**WORK TO DO**
All entries must be extracted exactly, with nothing added or dropped.

++++++

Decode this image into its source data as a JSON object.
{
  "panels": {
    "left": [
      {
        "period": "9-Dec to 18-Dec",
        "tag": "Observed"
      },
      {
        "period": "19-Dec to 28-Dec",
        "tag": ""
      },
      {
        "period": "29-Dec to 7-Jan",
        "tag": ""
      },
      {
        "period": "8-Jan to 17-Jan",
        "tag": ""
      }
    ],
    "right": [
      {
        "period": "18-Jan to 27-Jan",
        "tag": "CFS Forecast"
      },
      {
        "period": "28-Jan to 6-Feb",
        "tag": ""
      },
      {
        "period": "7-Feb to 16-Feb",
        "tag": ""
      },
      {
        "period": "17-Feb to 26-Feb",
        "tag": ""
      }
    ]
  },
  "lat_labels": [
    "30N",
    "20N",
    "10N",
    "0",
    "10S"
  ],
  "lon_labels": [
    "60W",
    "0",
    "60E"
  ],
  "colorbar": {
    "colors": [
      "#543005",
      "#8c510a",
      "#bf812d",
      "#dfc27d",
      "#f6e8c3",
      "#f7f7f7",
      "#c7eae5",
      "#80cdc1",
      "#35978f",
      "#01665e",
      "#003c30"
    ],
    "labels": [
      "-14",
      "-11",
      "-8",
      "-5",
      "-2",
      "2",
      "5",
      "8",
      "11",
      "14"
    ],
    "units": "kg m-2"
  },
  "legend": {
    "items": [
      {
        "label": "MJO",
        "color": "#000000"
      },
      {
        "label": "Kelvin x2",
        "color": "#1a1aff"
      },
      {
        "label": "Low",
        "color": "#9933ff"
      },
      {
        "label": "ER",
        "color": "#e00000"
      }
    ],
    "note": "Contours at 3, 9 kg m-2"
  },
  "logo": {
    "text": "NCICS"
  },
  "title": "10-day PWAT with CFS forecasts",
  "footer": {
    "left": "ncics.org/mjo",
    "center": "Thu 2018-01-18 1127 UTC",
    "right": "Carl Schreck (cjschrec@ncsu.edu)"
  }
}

++++++

**EXERCISE RESULT**
Decode this image into its source data as a JSON object.
{
  "panels": {
    "left": [
      {
        "period": "9-Dec to 18-Dec",
        "tag": "Observed"
      },
      {
        "period": "19-Dec to 28-Dec",
        "tag": ""
      },
      {
        "period": "29-Dec to 7-Jan",
        "tag": ""
      },
      {
        "period": "8-Jan to 17-Jan",
        "tag": ""
      }
    ],
    "right": [
      {
        "period": "18-Jan to 27-Jan",
        "tag": "CFS Forecast"
      },
      {
        "period": "28-Jan to 6-Feb",
        "tag": ""
      },
      {
        "period": "7-Feb to 16-Feb",
        "tag": ""
      },
      {
        "period": "17-Feb to 26-Feb",
        "tag": ""
      }
    ]
  },
  "lat_labels": [
    "30N",
    "20N",
    "10N",
    "0",
    "10S"
  ],
  "lon_labels": [
    "60W",
    "0",
    "60E"
  ],
  "colorbar": {
    "colors": [
      "#543005",
      "#8c510a",
      "#bf812d",
      "#dfc27d",
      "#f6e8c3",
      "#f7f7f7",
      "#c7eae5",
      "#80cdc1",
      "#35978f",
      "#01665e",
      "#003c30"
    ],
    "labels": [
      "-14",
      "-11",
      "-8",
      "-5",
      "-2",
      "2",
      "5",
      "8",
      "11",
      "14"
    ],
    "units": "kg m-2"
  },
  "legend": {
    "items": [
      {
        "label": "MJO",
        "color": "#000000"
      },
      {
        "label": "Kelvin x2",
        "color": "#1a1aff"
      },
      {
        "label": "Low",
        "color": "#9933ff"
      },
      {
        "label": "ER",
        "color": "#e00000"
      }
    ],
    "note": "Contours at 3, 9 kg m-2"
  },
  "logo": {
    "text": "NCICS"
  },
  "title": "10-day PWAT with CFS forecasts",
  "footer": {
    "left": "ncics.org/mjo",
    "center": "Thu 2018-01-18 1127 UTC",
    "right": "Carl Schreck (cjschrec@ncsu.edu)"
  }
}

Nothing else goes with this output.